## Exercise
Extract each line bearing the word "background".

•••

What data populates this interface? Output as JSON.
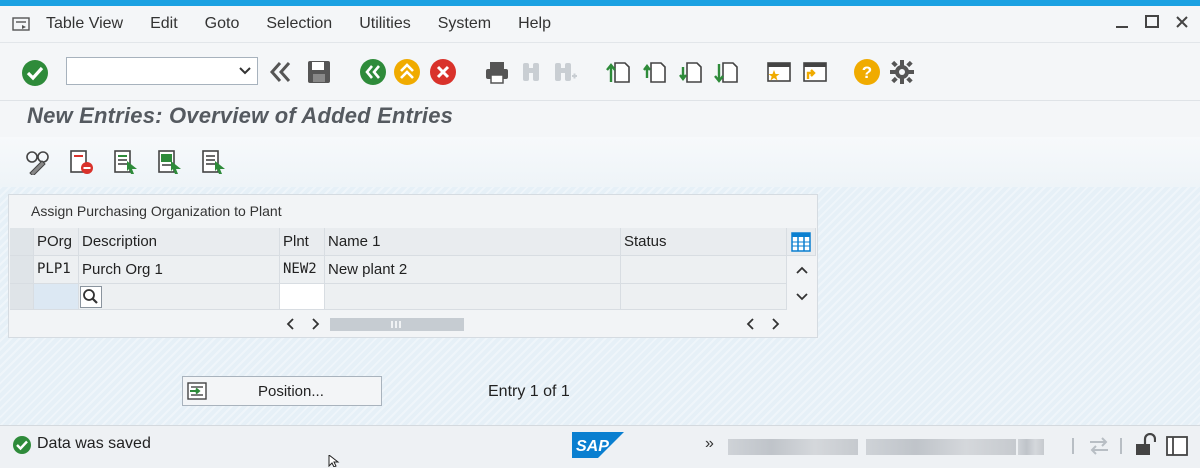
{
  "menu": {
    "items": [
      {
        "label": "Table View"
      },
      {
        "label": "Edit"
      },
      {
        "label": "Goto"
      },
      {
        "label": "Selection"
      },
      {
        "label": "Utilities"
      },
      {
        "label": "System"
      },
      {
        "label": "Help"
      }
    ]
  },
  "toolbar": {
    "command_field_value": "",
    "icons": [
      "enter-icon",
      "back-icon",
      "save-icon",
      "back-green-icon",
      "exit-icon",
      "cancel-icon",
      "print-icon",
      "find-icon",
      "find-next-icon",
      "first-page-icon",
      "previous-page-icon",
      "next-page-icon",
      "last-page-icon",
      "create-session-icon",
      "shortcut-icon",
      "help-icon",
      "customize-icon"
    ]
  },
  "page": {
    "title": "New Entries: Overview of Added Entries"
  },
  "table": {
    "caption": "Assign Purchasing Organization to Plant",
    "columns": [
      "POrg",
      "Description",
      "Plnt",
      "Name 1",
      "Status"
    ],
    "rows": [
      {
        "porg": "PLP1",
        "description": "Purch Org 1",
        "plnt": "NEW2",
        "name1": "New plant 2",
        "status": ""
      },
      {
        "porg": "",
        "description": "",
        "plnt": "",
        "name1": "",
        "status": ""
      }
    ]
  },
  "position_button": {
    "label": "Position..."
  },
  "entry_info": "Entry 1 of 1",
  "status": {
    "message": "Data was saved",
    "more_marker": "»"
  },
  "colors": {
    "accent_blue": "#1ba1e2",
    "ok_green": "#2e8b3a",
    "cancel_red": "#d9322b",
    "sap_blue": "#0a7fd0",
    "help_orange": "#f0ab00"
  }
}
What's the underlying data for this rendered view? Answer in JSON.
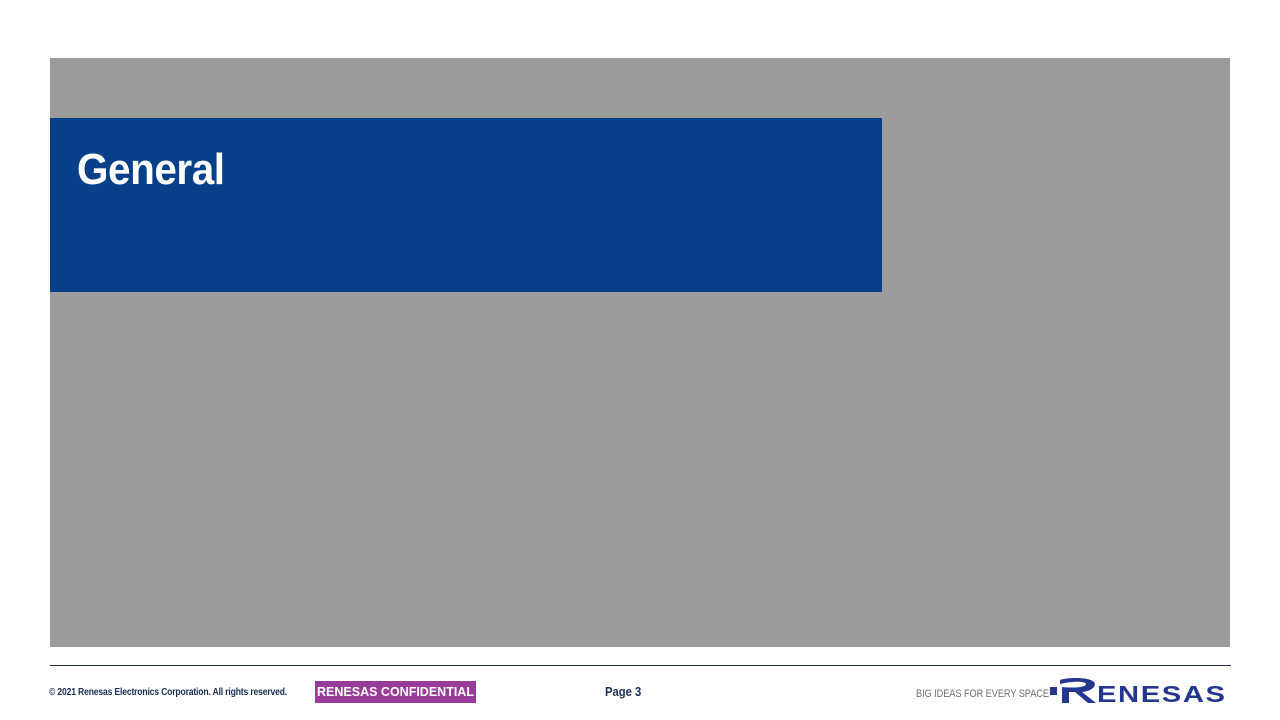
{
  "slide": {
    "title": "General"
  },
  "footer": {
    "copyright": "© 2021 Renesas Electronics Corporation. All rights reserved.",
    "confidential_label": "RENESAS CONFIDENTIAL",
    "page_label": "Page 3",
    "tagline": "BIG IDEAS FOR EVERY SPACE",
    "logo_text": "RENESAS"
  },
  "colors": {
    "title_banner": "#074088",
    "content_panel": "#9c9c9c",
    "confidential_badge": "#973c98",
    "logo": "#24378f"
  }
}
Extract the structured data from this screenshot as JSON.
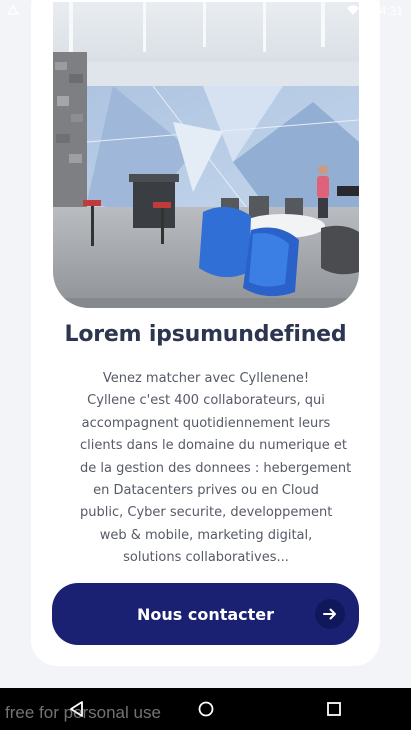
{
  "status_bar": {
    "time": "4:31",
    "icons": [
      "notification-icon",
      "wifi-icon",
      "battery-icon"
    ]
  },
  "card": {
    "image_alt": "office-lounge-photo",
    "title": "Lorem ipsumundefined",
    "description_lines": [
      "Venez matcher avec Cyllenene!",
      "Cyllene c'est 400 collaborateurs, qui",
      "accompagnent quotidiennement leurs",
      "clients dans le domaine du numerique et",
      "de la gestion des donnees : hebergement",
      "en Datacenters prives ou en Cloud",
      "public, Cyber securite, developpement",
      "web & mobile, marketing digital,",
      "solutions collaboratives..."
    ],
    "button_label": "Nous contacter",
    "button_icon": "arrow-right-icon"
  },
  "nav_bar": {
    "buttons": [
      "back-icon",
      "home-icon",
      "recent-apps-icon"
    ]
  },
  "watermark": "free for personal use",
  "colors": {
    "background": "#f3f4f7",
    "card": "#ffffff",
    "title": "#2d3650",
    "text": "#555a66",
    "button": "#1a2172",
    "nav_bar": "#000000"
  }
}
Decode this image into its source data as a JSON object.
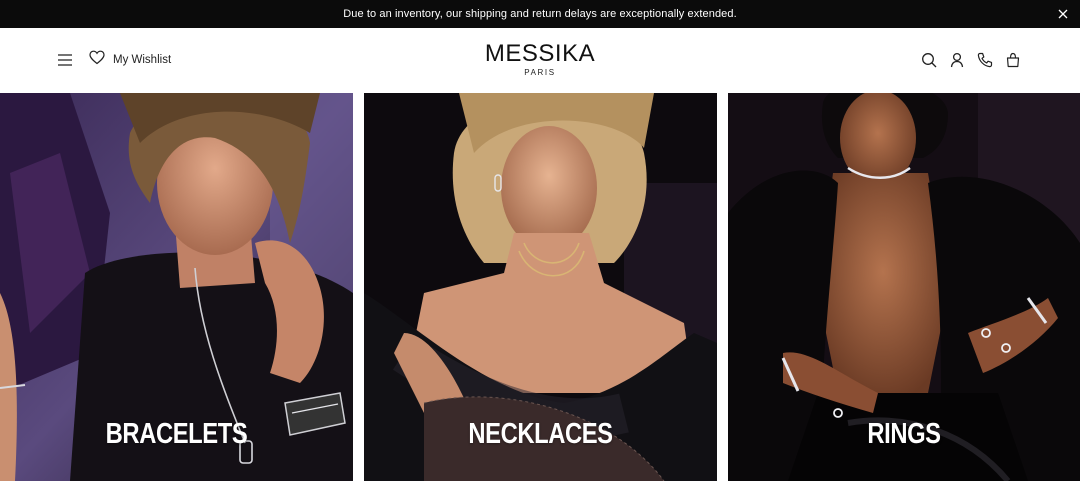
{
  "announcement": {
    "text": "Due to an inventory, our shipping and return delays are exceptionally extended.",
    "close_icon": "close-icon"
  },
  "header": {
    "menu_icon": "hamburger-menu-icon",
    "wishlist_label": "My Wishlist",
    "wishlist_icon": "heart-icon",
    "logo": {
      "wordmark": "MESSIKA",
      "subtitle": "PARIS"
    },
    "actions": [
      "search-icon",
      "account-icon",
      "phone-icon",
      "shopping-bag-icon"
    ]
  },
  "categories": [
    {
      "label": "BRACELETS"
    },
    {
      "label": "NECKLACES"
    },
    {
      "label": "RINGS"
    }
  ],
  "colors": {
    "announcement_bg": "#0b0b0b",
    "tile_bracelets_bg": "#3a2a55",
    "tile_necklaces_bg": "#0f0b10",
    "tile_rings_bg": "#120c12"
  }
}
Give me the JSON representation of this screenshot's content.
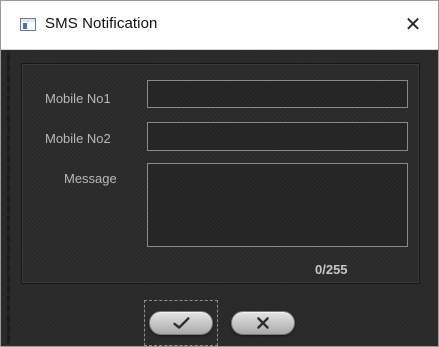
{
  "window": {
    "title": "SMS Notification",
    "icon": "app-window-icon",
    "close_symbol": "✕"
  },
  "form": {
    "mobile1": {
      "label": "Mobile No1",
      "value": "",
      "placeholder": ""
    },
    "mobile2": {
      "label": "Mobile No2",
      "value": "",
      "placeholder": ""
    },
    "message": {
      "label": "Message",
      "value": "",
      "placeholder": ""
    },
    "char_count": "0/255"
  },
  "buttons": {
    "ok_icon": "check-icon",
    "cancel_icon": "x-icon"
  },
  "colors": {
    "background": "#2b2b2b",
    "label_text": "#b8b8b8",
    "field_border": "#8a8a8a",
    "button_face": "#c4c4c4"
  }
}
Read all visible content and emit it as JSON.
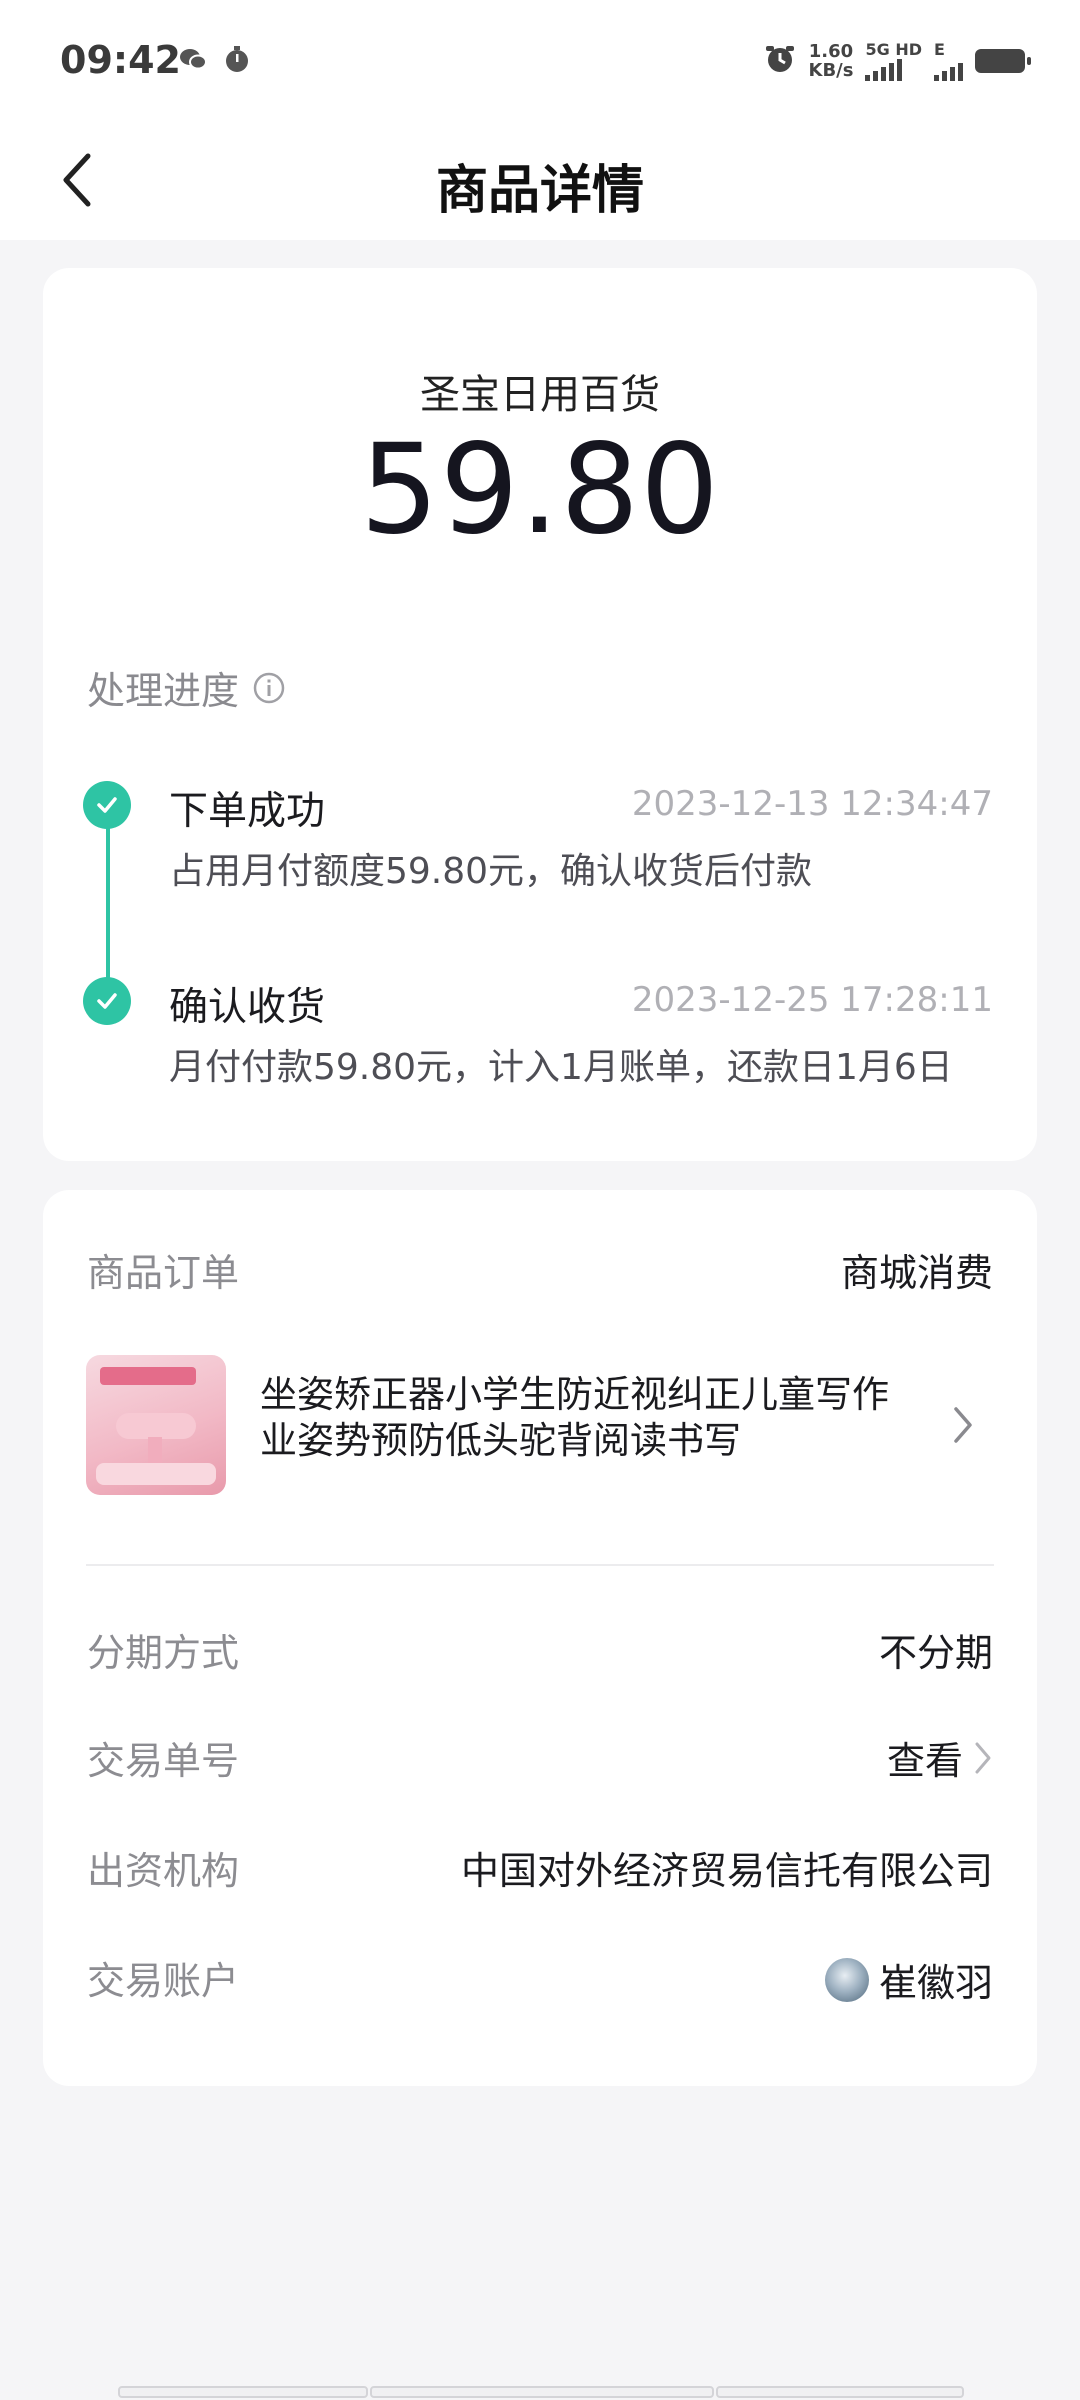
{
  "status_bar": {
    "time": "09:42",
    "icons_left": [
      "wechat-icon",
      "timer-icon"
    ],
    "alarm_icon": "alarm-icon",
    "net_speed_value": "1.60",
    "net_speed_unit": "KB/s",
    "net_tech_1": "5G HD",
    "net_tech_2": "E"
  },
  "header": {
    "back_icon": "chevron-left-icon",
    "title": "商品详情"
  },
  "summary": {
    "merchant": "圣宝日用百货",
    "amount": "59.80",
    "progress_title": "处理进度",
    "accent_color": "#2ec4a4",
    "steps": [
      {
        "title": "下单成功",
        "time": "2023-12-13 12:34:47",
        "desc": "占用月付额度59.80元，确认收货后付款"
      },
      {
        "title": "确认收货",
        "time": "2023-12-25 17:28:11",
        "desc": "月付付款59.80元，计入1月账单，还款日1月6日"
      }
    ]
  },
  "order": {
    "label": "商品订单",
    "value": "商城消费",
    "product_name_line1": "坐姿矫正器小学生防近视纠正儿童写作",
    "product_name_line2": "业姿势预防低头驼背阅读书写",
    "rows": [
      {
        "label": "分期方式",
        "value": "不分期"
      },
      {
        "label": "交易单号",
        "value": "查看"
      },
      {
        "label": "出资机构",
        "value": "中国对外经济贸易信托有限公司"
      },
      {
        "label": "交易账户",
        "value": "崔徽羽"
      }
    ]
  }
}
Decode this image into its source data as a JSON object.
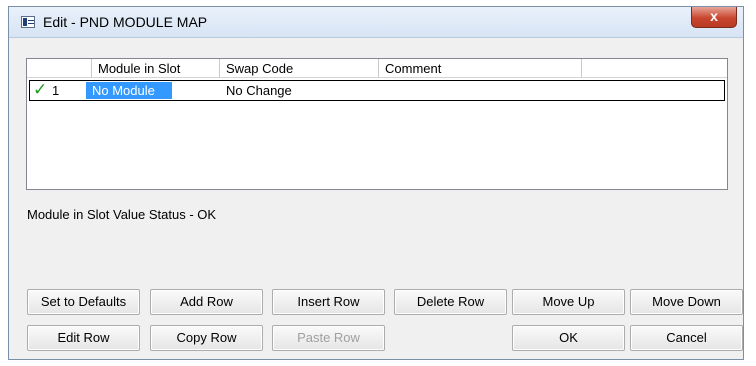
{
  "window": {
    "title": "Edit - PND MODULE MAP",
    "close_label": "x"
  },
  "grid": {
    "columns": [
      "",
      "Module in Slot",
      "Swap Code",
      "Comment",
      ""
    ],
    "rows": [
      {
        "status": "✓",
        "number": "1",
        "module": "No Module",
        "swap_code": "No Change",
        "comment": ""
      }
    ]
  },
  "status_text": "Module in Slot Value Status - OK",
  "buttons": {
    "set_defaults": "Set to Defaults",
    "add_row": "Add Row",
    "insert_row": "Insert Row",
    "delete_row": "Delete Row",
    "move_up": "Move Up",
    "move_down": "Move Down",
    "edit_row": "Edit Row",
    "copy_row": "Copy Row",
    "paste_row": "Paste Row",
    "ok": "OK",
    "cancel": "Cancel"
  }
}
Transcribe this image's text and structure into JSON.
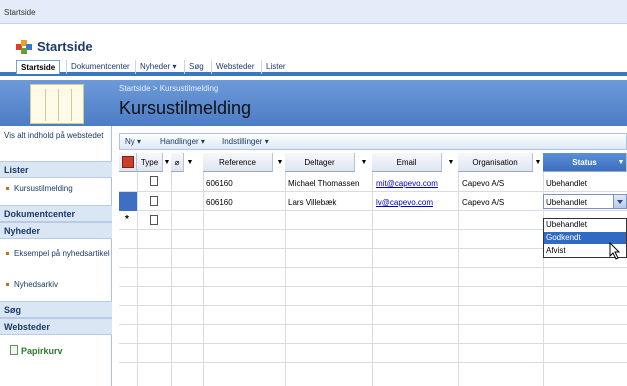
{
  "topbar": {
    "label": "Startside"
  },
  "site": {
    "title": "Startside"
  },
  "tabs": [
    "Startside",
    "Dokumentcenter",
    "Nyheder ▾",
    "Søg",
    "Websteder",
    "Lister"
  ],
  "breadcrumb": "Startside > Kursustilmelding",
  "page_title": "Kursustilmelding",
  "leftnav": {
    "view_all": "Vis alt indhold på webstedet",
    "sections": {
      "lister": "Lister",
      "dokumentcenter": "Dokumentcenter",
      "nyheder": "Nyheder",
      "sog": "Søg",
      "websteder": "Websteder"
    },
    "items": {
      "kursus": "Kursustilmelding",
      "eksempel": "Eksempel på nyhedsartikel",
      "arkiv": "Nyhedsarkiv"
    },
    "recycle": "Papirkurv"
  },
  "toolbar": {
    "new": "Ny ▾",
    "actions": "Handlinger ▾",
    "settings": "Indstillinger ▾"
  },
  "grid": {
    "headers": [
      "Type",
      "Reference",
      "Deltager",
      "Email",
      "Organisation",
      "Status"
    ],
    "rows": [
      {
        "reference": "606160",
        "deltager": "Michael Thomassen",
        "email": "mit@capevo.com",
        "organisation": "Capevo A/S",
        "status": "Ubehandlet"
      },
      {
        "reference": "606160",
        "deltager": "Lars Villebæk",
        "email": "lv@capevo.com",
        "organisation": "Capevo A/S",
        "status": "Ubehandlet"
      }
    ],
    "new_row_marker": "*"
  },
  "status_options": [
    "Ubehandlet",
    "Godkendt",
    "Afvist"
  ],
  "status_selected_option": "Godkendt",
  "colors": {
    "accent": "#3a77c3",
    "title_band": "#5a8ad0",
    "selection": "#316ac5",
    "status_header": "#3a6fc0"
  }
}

•••

## Result below
    "background": "#f3f4f7",
    "background": "#2b2b2b",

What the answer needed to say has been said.